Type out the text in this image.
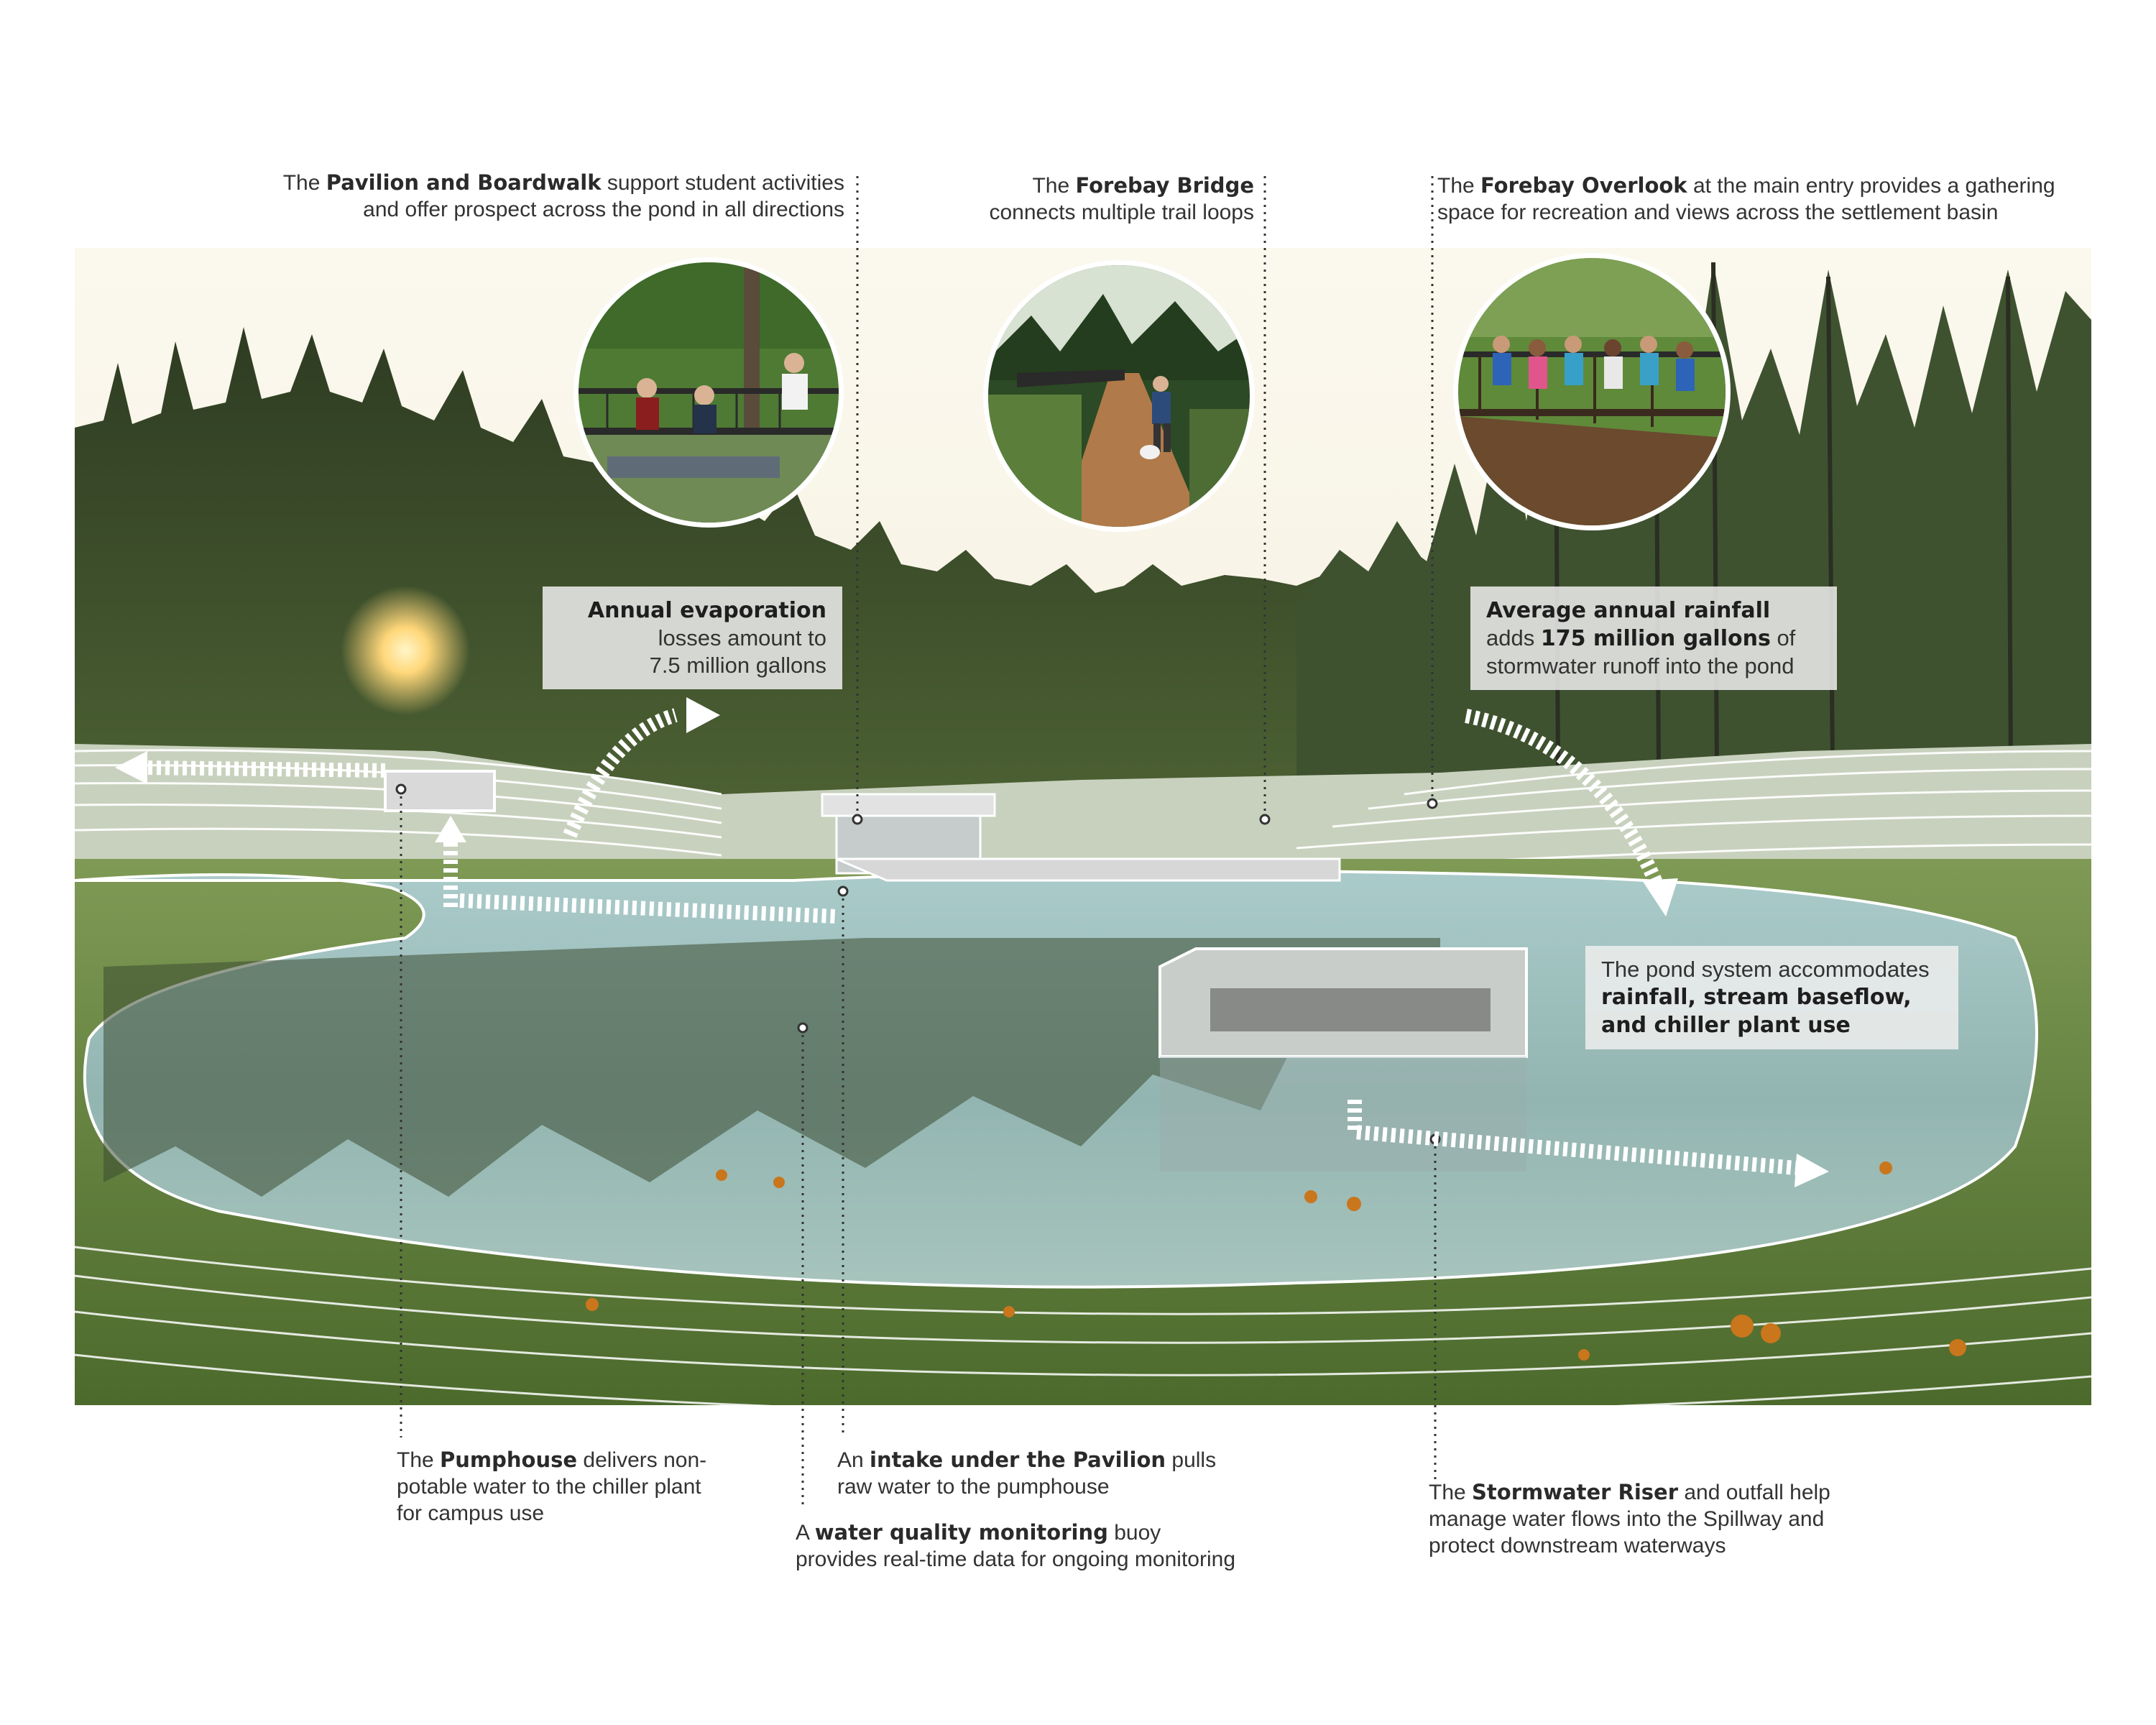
The Pavilion and Boardwalk support student activities
and offer prospect across the pond in all directions
The Forebay Bridge
connects multiple trail loops
The Forebay Overlook at the main entry provides a gathering
space for recreation and views across the settlement basin
Annual evaporation
losses amount to
7.5 million gallons
Average annual rainfall
adds 175 million gallons of
stormwater runoff into the pond
The pond system accommodates
rainfall, stream baseflow,
and chiller plant use
The Pumphouse delivers non-
potable water to the chiller plant
for campus use
An intake under the Pavilion pulls
raw water to the pumphouse
A water quality monitoring buoy
provides real-time data for ongoing monitoring
The Stormwater Riser and outfall help
manage water flows into the Spillway and
protect downstream waterways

______

BRIEF:
Please repeat the entries exactly. Do not include the pictures.

CORRECT RESPONSE:
Type out the text in this image.
The Pavilion and Boardwalk support student activities
and offer prospect across the pond in all directions
The Forebay Bridge
connects multiple trail loops
The Forebay Overlook at the main entry provides a gathering
space for recreation and views across the settlement basin
Annual evaporation
losses amount to
7.5 million gallons
Average annual rainfall
adds 175 million gallons of
stormwater runoff into the pond
The pond system accommodates
rainfall, stream baseflow,
and chiller plant use
The Pumphouse delivers non-
potable water to the chiller plant
for campus use
An intake under the Pavilion pulls
raw water to the pumphouse
A water quality monitoring buoy
provides real-time data for ongoing monitoring
The Stormwater Riser and outfall help
manage water flows into the Spillway and
protect downstream waterways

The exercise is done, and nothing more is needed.